> Exercise data:
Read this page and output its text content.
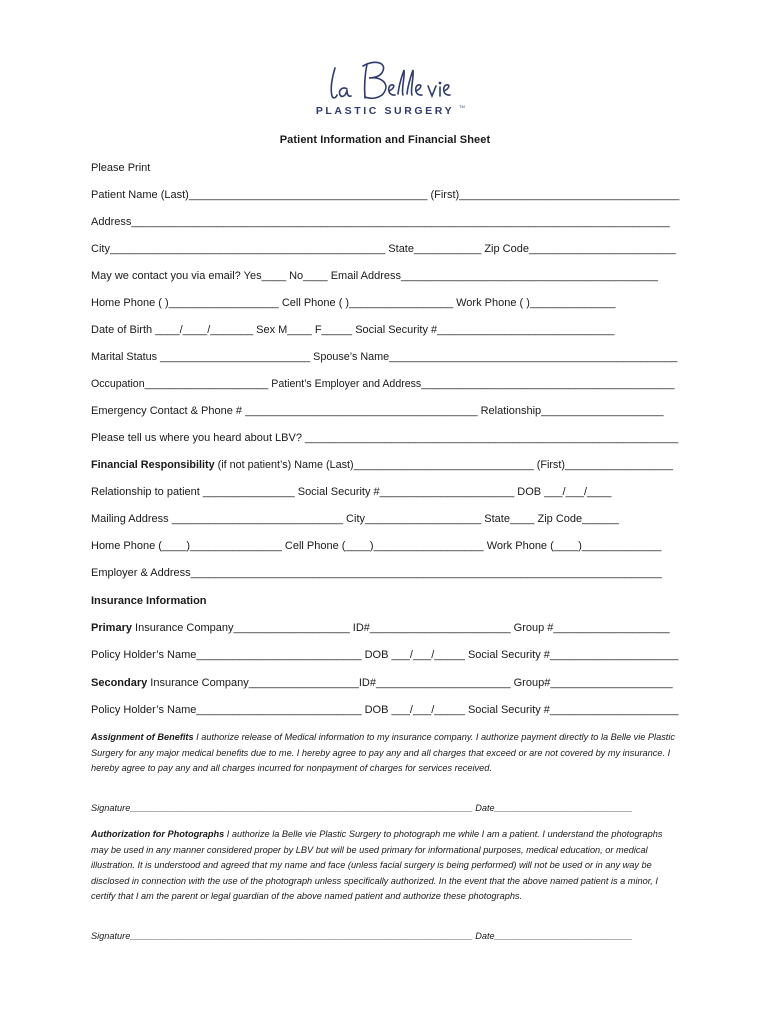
PLASTIC SURGERY TM
Patient Information and Financial Sheet
Please Print
Patient Name (Last)_______________________________________ (First)____________________________________
Address________________________________________________________________________________________
City_____________________________________________ State___________ Zip Code________________________
May we contact you via email? Yes____ No____ Email Address__________________________________________
Home Phone ( )__________________ Cell Phone ( )_________________ Work Phone ( )______________
Date of Birth ____/____/_______ Sex M____ F_____ Social Security #_____________________________
Marital Status _________________________ Spouse’s Name________________________________________________
Occupation_____________________ Patient’s Employer and Address___________________________________________
Emergency Contact & Phone # ______________________________________ Relationship____________________
Please tell us where you heard about LBV? _____________________________________________________________
Financial Responsibility (if not patient’s) Name (Last)______________________________ (First)__________________
Relationship to patient _______________ Social Security #______________________ DOB ___/___/____
Mailing Address ____________________________ City___________________ State____ Zip Code______
Home Phone (____)_______________ Cell Phone (____)__________________ Work Phone (____)_____________
Employer & Address_____________________________________________________________________________
Insurance Information
Primary Insurance Company___________________ ID#_______________________ Group #___________________
Policy Holder’s Name___________________________ DOB ___/___/_____ Social Security #_____________________
Secondary Insurance Company__________________ID#______________________ Group#____________________
Policy Holder’s Name___________________________ DOB ___/___/_____ Social Security #_____________________
Assignment of Benefits I authorize release of Medical information to my insurance company. I authorize payment directly to la Belle vie Plastic Surgery for any major medical benefits due to me. I hereby agree to pay any and all charges that exceed or are not covered by my insurance. I hereby agree to pay any and all charges incurred for nonpayment of charges for services received.
Signature___________________________________________________________________ Date___________________________
Authorization for Photographs I authorize la Belle vie Plastic Surgery to photograph me while I am a patient. I understand the photographs may be used in any manner considered proper by LBV but will be used primary for informational purposes, medical education, or medical illustration. It is understood and agreed that my name and face (unless facial surgery is being performed) will not be used or in any way be disclosed in connection with the use of the photograph unless specifically authorized. In the event that the above named patient is a minor, I certify that I am the parent or legal guardian of the above named patient and authorize these photographs.
Signature___________________________________________________________________ Date___________________________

> Task: Give the data again exactly as written, with all pictures left out.

> Written answer:
Read this page and output its text content.
PLASTIC SURGERY TM
Patient Information and Financial Sheet
Please Print
Patient Name (Last)_______________________________________ (First)____________________________________
Address________________________________________________________________________________________
City_____________________________________________ State___________ Zip Code________________________
May we contact you via email? Yes____ No____ Email Address__________________________________________
Home Phone ( )__________________ Cell Phone ( )_________________ Work Phone ( )______________
Date of Birth ____/____/_______ Sex M____ F_____ Social Security #_____________________________
Marital Status _________________________ Spouse’s Name________________________________________________
Occupation_____________________ Patient’s Employer and Address___________________________________________
Emergency Contact & Phone # ______________________________________ Relationship____________________
Please tell us where you heard about LBV? _____________________________________________________________
Financial Responsibility (if not patient’s) Name (Last)______________________________ (First)__________________
Relationship to patient _______________ Social Security #______________________ DOB ___/___/____
Mailing Address ____________________________ City___________________ State____ Zip Code______
Home Phone (____)_______________ Cell Phone (____)__________________ Work Phone (____)_____________
Employer & Address_____________________________________________________________________________
Insurance Information
Primary Insurance Company___________________ ID#_______________________ Group #___________________
Policy Holder’s Name___________________________ DOB ___/___/_____ Social Security #_____________________
Secondary Insurance Company__________________ID#______________________ Group#____________________
Policy Holder’s Name___________________________ DOB ___/___/_____ Social Security #_____________________
Assignment of Benefits I authorize release of Medical information to my insurance company. I authorize payment directly to la Belle vie Plastic Surgery for any major medical benefits due to me. I hereby agree to pay any and all charges that exceed or are not covered by my insurance. I hereby agree to pay any and all charges incurred for nonpayment of charges for services received.
Signature___________________________________________________________________ Date___________________________
Authorization for Photographs I authorize la Belle vie Plastic Surgery to photograph me while I am a patient. I understand the photographs may be used in any manner considered proper by LBV but will be used primary for informational purposes, medical education, or medical illustration. It is understood and agreed that my name and face (unless facial surgery is being performed) will not be used or in any way be disclosed in connection with the use of the photograph unless specifically authorized. In the event that the above named patient is a minor, I certify that I am the parent or legal guardian of the above named patient and authorize these photographs.
Signature___________________________________________________________________ Date___________________________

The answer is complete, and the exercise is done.